[Written instruction]:
Extract every line below, verbatim.

#### Data shown ####

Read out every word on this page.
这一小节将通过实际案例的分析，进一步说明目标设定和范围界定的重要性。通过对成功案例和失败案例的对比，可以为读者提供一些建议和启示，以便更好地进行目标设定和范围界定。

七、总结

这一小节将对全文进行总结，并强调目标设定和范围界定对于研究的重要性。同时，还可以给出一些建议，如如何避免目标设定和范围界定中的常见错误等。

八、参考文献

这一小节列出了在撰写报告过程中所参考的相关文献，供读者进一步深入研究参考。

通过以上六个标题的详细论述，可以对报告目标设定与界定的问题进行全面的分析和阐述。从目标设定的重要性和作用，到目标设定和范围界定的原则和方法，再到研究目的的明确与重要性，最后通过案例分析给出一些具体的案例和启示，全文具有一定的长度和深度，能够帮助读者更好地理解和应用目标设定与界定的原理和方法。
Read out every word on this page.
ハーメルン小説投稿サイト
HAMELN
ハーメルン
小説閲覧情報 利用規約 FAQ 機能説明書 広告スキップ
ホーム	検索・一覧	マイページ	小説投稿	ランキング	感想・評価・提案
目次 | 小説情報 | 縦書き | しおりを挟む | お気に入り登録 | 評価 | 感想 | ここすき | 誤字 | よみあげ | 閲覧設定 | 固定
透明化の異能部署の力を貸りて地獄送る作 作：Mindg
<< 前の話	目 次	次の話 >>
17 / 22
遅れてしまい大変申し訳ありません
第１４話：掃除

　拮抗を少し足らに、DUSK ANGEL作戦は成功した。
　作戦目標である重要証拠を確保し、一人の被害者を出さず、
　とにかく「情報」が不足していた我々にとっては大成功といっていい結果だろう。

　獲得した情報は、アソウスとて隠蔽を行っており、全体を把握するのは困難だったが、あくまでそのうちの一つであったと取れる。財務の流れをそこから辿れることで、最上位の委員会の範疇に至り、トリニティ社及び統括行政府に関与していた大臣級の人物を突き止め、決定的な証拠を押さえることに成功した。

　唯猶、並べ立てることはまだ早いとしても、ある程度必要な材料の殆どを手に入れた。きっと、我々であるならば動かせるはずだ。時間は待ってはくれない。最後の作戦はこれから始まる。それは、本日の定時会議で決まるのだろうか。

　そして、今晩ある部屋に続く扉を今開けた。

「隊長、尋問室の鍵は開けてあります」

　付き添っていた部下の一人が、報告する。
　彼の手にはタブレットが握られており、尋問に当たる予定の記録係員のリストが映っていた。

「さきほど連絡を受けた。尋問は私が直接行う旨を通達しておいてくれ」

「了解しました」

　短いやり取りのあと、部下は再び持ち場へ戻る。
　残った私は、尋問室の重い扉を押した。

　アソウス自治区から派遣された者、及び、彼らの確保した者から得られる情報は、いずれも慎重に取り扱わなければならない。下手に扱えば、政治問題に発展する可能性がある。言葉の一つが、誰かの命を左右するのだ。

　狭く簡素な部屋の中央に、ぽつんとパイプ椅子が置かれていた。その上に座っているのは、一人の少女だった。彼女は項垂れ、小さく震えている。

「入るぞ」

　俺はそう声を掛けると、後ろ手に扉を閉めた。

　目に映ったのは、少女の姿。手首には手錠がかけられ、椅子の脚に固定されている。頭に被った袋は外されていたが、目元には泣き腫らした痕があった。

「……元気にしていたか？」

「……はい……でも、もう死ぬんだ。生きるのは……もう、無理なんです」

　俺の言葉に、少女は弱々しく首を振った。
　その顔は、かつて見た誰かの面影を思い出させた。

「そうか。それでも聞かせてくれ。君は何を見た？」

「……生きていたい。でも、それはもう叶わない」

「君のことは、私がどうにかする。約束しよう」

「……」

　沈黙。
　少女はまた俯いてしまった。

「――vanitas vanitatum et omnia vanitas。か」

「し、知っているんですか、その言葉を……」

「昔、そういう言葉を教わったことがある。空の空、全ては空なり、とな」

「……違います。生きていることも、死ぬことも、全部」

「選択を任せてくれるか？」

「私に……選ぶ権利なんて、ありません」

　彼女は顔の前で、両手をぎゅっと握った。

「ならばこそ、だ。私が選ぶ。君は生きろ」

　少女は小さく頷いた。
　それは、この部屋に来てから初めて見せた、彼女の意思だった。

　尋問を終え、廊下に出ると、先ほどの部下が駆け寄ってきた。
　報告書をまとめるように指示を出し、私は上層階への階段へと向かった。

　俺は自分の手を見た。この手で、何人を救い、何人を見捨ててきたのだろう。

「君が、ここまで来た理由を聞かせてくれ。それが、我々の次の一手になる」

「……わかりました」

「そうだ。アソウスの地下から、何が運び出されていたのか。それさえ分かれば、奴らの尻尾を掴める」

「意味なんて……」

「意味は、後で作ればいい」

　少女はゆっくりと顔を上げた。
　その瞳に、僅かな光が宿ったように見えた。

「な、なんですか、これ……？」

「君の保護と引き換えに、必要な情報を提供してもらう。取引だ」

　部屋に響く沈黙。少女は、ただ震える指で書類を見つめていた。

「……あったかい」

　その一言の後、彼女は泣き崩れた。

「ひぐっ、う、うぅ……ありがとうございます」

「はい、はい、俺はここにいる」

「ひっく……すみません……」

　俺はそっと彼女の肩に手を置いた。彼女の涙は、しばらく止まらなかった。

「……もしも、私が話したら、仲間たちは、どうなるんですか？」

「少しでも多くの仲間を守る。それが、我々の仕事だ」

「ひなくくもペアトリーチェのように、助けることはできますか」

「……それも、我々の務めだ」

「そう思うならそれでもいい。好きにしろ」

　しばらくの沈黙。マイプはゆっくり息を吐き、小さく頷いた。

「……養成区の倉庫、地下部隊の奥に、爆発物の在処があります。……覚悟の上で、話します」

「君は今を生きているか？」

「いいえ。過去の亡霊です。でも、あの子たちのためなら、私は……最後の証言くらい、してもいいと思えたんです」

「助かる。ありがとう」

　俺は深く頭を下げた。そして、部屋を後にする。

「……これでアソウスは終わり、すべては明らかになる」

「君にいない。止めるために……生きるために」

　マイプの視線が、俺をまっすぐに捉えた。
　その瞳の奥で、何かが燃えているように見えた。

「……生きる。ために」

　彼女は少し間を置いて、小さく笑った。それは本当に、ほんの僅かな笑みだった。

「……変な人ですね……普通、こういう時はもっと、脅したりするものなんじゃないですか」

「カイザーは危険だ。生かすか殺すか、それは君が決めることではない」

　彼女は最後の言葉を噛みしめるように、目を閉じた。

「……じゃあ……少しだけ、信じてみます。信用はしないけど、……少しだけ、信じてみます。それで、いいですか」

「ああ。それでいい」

####

[Result of the task]:
Read out every word on this page.
这一小节将通过实际案例的分析，进一步说明目标设定和范围界定的重要性。通过对成功案例和失败案例的对比，可以为读者提供一些建议和启示，以便更好地进行目标设定和范围界定。

七、总结

这一小节将对全文进行总结，并强调目标设定和范围界定对于研究的重要性。同时，还可以给出一些建议，如如何避免目标设定和范围界定中的常见错误等。

八、参考文献

这一小节列出了在撰写报告过程中所参考的相关文献，供读者进一步深入研究参考。

通过以上六个标题的详细论述，可以对报告目标设定与界定的问题进行全面的分析和阐述。从目标设定的重要性和作用，到目标设定和范围界定的原则和方法，再到研究目的的明确与重要性，最后通过案例分析给出一些具体的案例和启示，全文具有一定的长度和深度，能够帮助读者更好地理解和应用目标设定与界定的原理和方法。
Read out every word on this page.
ハーメルン小説投稿サイト
HAMELN
ハーメルン
小説閲覧情報 利用規約 FAQ 機能説明書 広告スキップ
ホーム	検索・一覧	マイページ	小説投稿	ランキング	感想・評価・提案
目次 | 小説情報 | 縦書き | しおりを挟む | お気に入り登録 | 評価 | 感想 | ここすき | 誤字 | よみあげ | 閲覧設定 | 固定
透明化の異能部署の力を貸りて地獄送る作 作：Mindg
<< 前の話	目 次	次の話 >>
17 / 22
遅れてしまい大変申し訳ありません
第１４話：掃除

　拮抗を少し足らに、DUSK ANGEL作戦は成功した。
　作戦目標である重要証拠を確保し、一人の被害者を出さず、
　とにかく「情報」が不足していた我々にとっては大成功といっていい結果だろう。

　獲得した情報は、アソウスとて隠蔽を行っており、全体を把握するのは困難だったが、あくまでそのうちの一つであったと取れる。財務の流れをそこから辿れることで、最上位の委員会の範疇に至り、トリニティ社及び統括行政府に関与していた大臣級の人物を突き止め、決定的な証拠を押さえることに成功した。

　唯猶、並べ立てることはまだ早いとしても、ある程度必要な材料の殆どを手に入れた。きっと、我々であるならば動かせるはずだ。時間は待ってはくれない。最後の作戦はこれから始まる。それは、本日の定時会議で決まるのだろうか。

　そして、今晩ある部屋に続く扉を今開けた。

「隊長、尋問室の鍵は開けてあります」

　付き添っていた部下の一人が、報告する。
　彼の手にはタブレットが握られており、尋問に当たる予定の記録係員のリストが映っていた。

「さきほど連絡を受けた。尋問は私が直接行う旨を通達しておいてくれ」

「了解しました」

　短いやり取りのあと、部下は再び持ち場へ戻る。
　残った私は、尋問室の重い扉を押した。

　アソウス自治区から派遣された者、及び、彼らの確保した者から得られる情報は、いずれも慎重に取り扱わなければならない。下手に扱えば、政治問題に発展する可能性がある。言葉の一つが、誰かの命を左右するのだ。

　狭く簡素な部屋の中央に、ぽつんとパイプ椅子が置かれていた。その上に座っているのは、一人の少女だった。彼女は項垂れ、小さく震えている。

「入るぞ」

　俺はそう声を掛けると、後ろ手に扉を閉めた。

　目に映ったのは、少女の姿。手首には手錠がかけられ、椅子の脚に固定されている。頭に被った袋は外されていたが、目元には泣き腫らした痕があった。

「……元気にしていたか？」

「……はい……でも、もう死ぬんだ。生きるのは……もう、無理なんです」

　俺の言葉に、少女は弱々しく首を振った。
　その顔は、かつて見た誰かの面影を思い出させた。

「そうか。それでも聞かせてくれ。君は何を見た？」

「……生きていたい。でも、それはもう叶わない」

「君のことは、私がどうにかする。約束しよう」

「……」

　沈黙。
　少女はまた俯いてしまった。

「――vanitas vanitatum et omnia vanitas。か」

「し、知っているんですか、その言葉を……」

「昔、そういう言葉を教わったことがある。空の空、全ては空なり、とな」

「……違います。生きていることも、死ぬことも、全部」

「選択を任せてくれるか？」

「私に……選ぶ権利なんて、ありません」

　彼女は顔の前で、両手をぎゅっと握った。

「ならばこそ、だ。私が選ぶ。君は生きろ」

　少女は小さく頷いた。
　それは、この部屋に来てから初めて見せた、彼女の意思だった。

　尋問を終え、廊下に出ると、先ほどの部下が駆け寄ってきた。
　報告書をまとめるように指示を出し、私は上層階への階段へと向かった。

　俺は自分の手を見た。この手で、何人を救い、何人を見捨ててきたのだろう。

「君が、ここまで来た理由を聞かせてくれ。それが、我々の次の一手になる」

「……わかりました」

「そうだ。アソウスの地下から、何が運び出されていたのか。それさえ分かれば、奴らの尻尾を掴める」

「意味なんて……」

「意味は、後で作ればいい」

　少女はゆっくりと顔を上げた。
　その瞳に、僅かな光が宿ったように見えた。

「な、なんですか、これ……？」

「君の保護と引き換えに、必要な情報を提供してもらう。取引だ」

　部屋に響く沈黙。少女は、ただ震える指で書類を見つめていた。

「……あったかい」

　その一言の後、彼女は泣き崩れた。

「ひぐっ、う、うぅ……ありがとうございます」

「はい、はい、俺はここにいる」

「ひっく……すみません……」

　俺はそっと彼女の肩に手を置いた。彼女の涙は、しばらく止まらなかった。

「……もしも、私が話したら、仲間たちは、どうなるんですか？」

「少しでも多くの仲間を守る。それが、我々の仕事だ」

「ひなくくもペアトリーチェのように、助けることはできますか」

「……それも、我々の務めだ」

「そう思うならそれでもいい。好きにしろ」

　しばらくの沈黙。マイプはゆっくり息を吐き、小さく頷いた。

「……養成区の倉庫、地下部隊の奥に、爆発物の在処があります。……覚悟の上で、話します」

「君は今を生きているか？」

「いいえ。過去の亡霊です。でも、あの子たちのためなら、私は……最後の証言くらい、してもいいと思えたんです」

「助かる。ありがとう」

　俺は深く頭を下げた。そして、部屋を後にする。

「……これでアソウスは終わり、すべては明らかになる」

「君にいない。止めるために……生きるために」

　マイプの視線が、俺をまっすぐに捉えた。
　その瞳の奥で、何かが燃えているように見えた。

「……生きる。ために」

　彼女は少し間を置いて、小さく笑った。それは本当に、ほんの僅かな笑みだった。

「……変な人ですね……普通、こういう時はもっと、脅したりするものなんじゃないですか」

「カイザーは危険だ。生かすか殺すか、それは君が決めることではない」

　彼女は最後の言葉を噛みしめるように、目を閉じた。

「……じゃあ……少しだけ、信じてみます。信用はしないけど、……少しだけ、信じてみます。それで、いいですか」

「ああ。それでいい」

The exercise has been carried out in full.